---- EXTRACTED ENTRIES

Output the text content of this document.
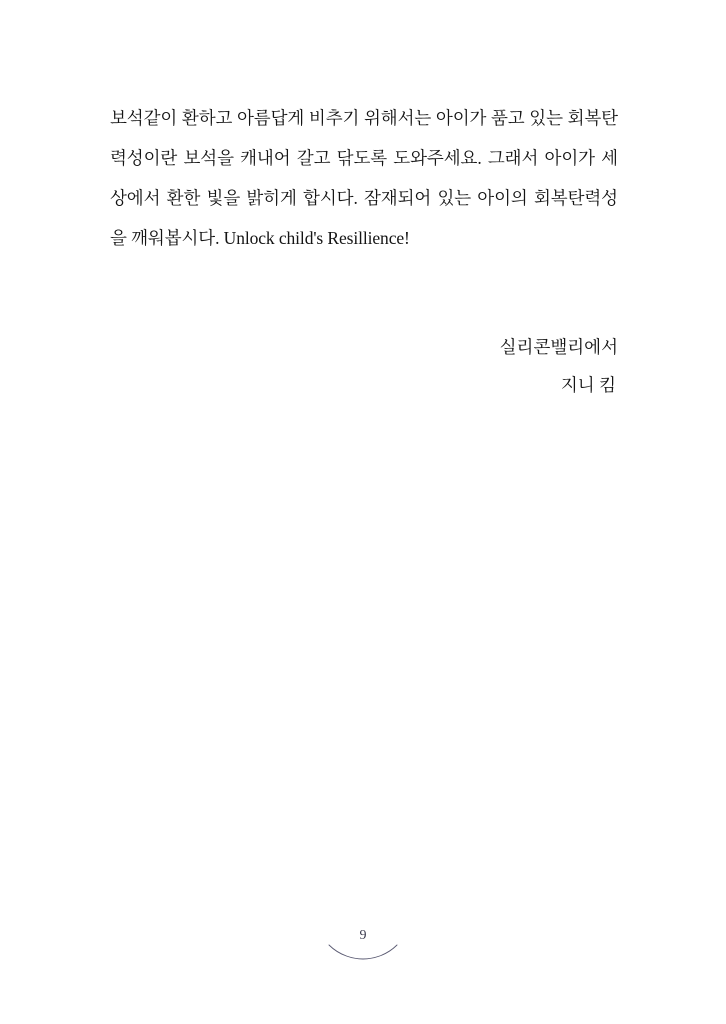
보석같이 환하고 아름답게 비추기 위해서는 아이가 품고 있는 회복탄력성이란 보석을 캐내어 갈고 닦도록 도와주세요. 그래서 아이가 세상에서 환한 빛을 밝히게 합시다. 잠재되어 있는 아이의 회복탄력성을 깨워봅시다. Unlock child's Resillience!

실리콘밸리에서
지니 킴
9
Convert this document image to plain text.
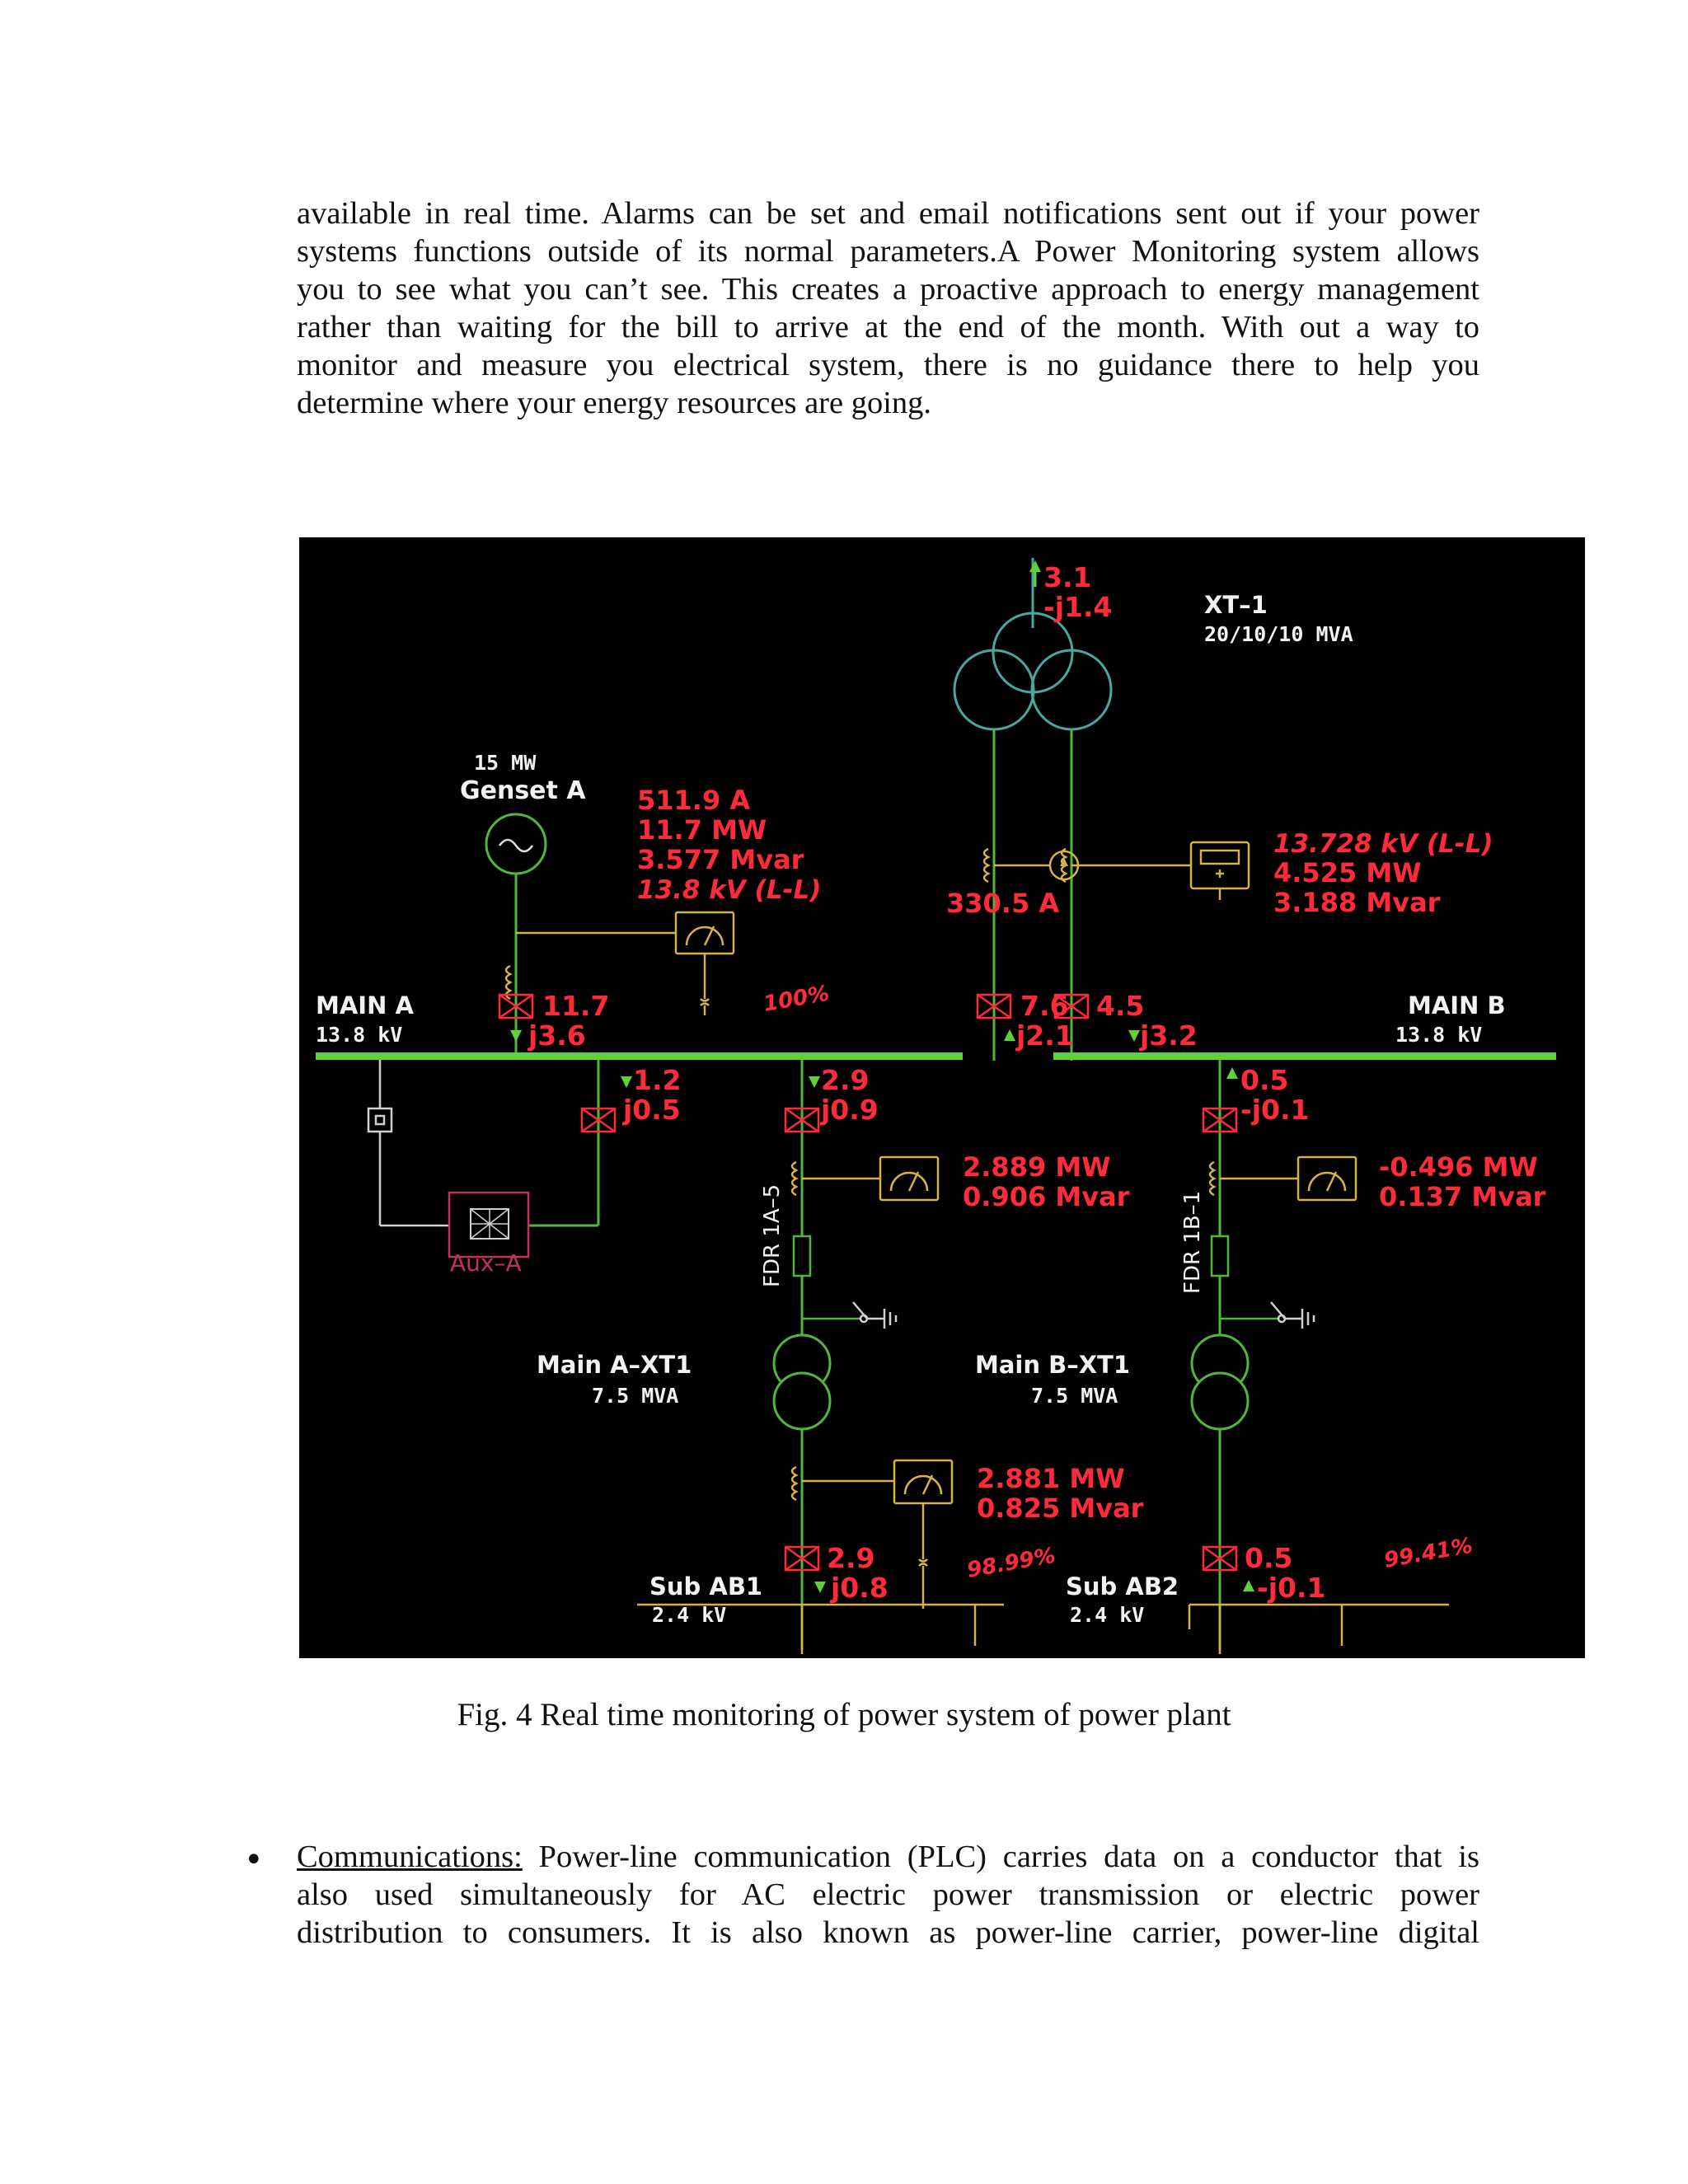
available in real time. Alarms can be set and email notifications sent out if your power
systems functions outside of its normal parameters.A Power Monitoring system allows
you to see what you can’t see. This creates a proactive approach to energy management
rather than waiting for the bill to arrive at the end of the month. With out a way to
monitor and measure you electrical system, there is no guidance there to help you
determine where your energy resources are going.
3.1
-j1.4	XT–1
20/10/10 MVA
330.5 A
13.728 kV (L-L)
4.525 MW
3.188 Mvar
15 MW
Genset A 511.9 A
11.7 MW
3.577 Mvar
13.8 kV (L-L)
11.7
j3.6
MAIN A
13.8 kV
MAIN B
13.8 kV
100%	7.6
j2.1
4.5
j3.2
Aux–A
1.2
j0.5
2.9
j0.9
2.889 MW
0.906 Mvar
FDR 1A–5
Main A–XT1
7.5 MVA
2.881 MW
0.825 Mvar
2.9
j0.8
98.99%
Sub AB1
2.4 kV
0.5
-j0.1
-0.496 MW
0.137 Mvar
FDR 1B–1
Main B–XT1
7.5 MVA
0.5
-j0.1
99.41%
Sub AB2
2.4 kV
Fig. 4 Real time monitoring of power system of power plant
• Communications: Power-line communication (PLC) carries data on a conductor that is
also used simultaneously for AC electric power transmission or electric power
distribution to consumers. It is also known as power-line carrier, power-line digital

--------

*AIM*:
Give the count of lines in the records that contain "also", and no other text.

*SOLUTION TO THIS TASK*:
2